-- Изучите материал --
[A] Перечислите всех людей, названных по имени или фамилии в тексте о гитлеровской кинохронике.
[B] Перепишите из текста о гитлеровской кинохронике отрывок между словами «Первые шаги Гитлера» и «Германии к власти.» включительно.

-- Текстовый фрагмент --
_____

Наитягчайшего из наитягчайших.
1945
КАРЬЕРА НА ЭКРАНЕ
Надо сказать, что Геббельс и его приспешники изрядно потрудились, чтобы доставить Международному Военному трибуналу достаточное количество доказательного материала против нацизма и нацистов. Один из таких документов невольного самообвинения мы рассматривали сегодня в течение целых четырех часов. Это был монтаж из отрывков гитлеровской кинохроники, которая рисует зарождение, годы «расцвета» и месяцы гибели немецкого фашизма. Конечно, авторы фильма, среди которых была одна из любовниц Гитлера Ленни Рифенсталь, не думали и не гадали, что их детище будет со временем свидетельствовать против своих родителей, как не подозревал и Розенберг, что редактировавшийся им «Фелькишер беобахтер» станет одним из главных свидетелей обвинения на Нюрнбергском процессе.
Первые шаги Гитлера — мюнхенский путч. Люди в панике бегут по улицам, падают на мостовую, убитые или раненные фашистскими пулями. Это первые из будущих миллионов жертв самой кровавой реакции в истории человечества.
После водевильного заключения в тюрьме крикливый Адольф Гитлер с усиками шотландского терьера снова на свободе. Крупп фон Болен не дает и не даст ему пропасть: мы снова видим Гитлера на трибуне, снова слышим его истерический лай. Перед нами с каждым разом все чаще мелькают фигуры его прислужников. Их с каждым разом все больше сравнительно с крохотной мюнхенской шайкой.
Мечты фашистских авантюристов перестают быть мечтами. Гитлер выходит из дворца президента Гинденбурга с назначением на пост рейхсканцлера в кармане. Геринг развалился в кресле председателя рейхстага. Мюнхенское сборище бандитов пришло в Германии к власти.
По улицам Берлина снуют автомашины со штурмовиками. С утра до вечера не утихает вой распоясавшихся погромщиков. В центре Берлина горят книги, горит разум и совесть Германии.
На экране передвигаются длинные колонны нацистских головорезов. В каждом кадре фильма назойливо лезет в глаза фашистская свастика. Бесконечные марши и демонстрации фашистских бандитов по разным поводам, в тысячах вариантов. Основным местом этих театрализованных зрелищ становится Нюрнберг, стены которого, покрытые средневековой плесенью, казались гитлеровцам наилучшим инкубатором «нового порядка» в Европе. На огромнейшем стадионе Гитлер ежегодно принимает парад своей орды. Постепенно штурмовики и лопатники из «организации Тодта» преобразуются в прусских гренадеров, а первое место, рядом с трибуной фюрера, занимают генералы. Ораторские судороги Гитлера с каждым разом больше и больше напоминают военный танец краснокожих. Теперь уже ни у кого не может быть сомнения, что этот шут готовит мировую войну.
Начинается игра с открытыми картами. Немецкие войска входят в Рейнскую область. Их гусиным шагом любуются нагитлеризованные жители Дюссельдорфа. На последующих кадрах усатые фельдфебели ломают шлагбаум на австрийской границе. Гитлеровские самолеты гудят над кружевом венской ратуши.

_____

-- Набор записей --
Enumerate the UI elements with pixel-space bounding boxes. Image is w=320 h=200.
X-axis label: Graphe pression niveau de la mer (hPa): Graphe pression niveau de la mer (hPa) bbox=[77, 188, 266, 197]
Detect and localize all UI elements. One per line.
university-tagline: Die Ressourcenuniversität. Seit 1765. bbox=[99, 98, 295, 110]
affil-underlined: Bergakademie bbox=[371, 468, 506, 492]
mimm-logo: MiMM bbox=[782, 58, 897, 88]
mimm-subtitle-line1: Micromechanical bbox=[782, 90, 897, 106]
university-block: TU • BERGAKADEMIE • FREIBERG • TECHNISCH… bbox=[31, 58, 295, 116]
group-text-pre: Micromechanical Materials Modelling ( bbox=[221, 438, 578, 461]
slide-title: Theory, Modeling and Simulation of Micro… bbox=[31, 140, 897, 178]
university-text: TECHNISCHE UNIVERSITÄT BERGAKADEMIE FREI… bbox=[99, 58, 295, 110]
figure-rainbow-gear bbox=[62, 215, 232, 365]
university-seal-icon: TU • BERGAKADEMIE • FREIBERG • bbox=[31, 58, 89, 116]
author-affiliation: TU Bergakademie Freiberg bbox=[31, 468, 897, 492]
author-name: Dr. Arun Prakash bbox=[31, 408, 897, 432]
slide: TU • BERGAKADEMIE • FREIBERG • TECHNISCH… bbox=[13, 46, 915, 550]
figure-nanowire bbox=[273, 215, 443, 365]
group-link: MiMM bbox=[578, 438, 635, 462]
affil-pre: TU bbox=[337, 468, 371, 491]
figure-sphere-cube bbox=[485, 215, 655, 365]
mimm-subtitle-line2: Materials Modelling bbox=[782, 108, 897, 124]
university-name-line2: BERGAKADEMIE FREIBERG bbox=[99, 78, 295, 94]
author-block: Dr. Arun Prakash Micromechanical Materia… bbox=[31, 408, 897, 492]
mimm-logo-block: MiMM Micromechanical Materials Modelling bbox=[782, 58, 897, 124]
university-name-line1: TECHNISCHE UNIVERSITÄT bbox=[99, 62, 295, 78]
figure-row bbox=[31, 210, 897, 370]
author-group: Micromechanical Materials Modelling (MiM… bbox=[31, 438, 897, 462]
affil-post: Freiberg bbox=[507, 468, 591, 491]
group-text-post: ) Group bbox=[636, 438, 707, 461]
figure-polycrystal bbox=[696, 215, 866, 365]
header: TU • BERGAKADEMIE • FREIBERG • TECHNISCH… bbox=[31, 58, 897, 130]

_____

-- Решённые задания --
[A] Геббельс, Гитлер (Адольф Гитлер), Ленни Рифенсталь, Розенберг, Крупп фон Болен, Гинденбург, Геринг.

[B]
Первые шаги Гитлера — мюнхенский путч. Люди в панике бегут по улицам, падают на мостовую, убитые или раненные фашистскими пулями. Это первые из будущих миллионов жертв самой кровавой реакции в истории человечества.
После водевильного заключения в тюрьме крикливый Адольф Гитлер с усиками шотландского терьера снова на свободе. Крупп фон Болен не дает и не даст ему пропасть: мы снова видим Гитлера на трибуне, снова слышим его истерический лай. Перед нами с каждым разом все чаще мелькают фигуры его прислужников. Их с каждым разом все больше сравнительно с крохотной мюнхенской шайкой.
Мечты фашистских авантюристов перестают быть мечтами. Гитлер выходит из дворца президента Гинденбурга с назначением на пост рейхсканцлера в кармане. Геринг развалился в кресле председателя рейхстага. Мюнхенское сборище бандитов пришло в Германии к власти.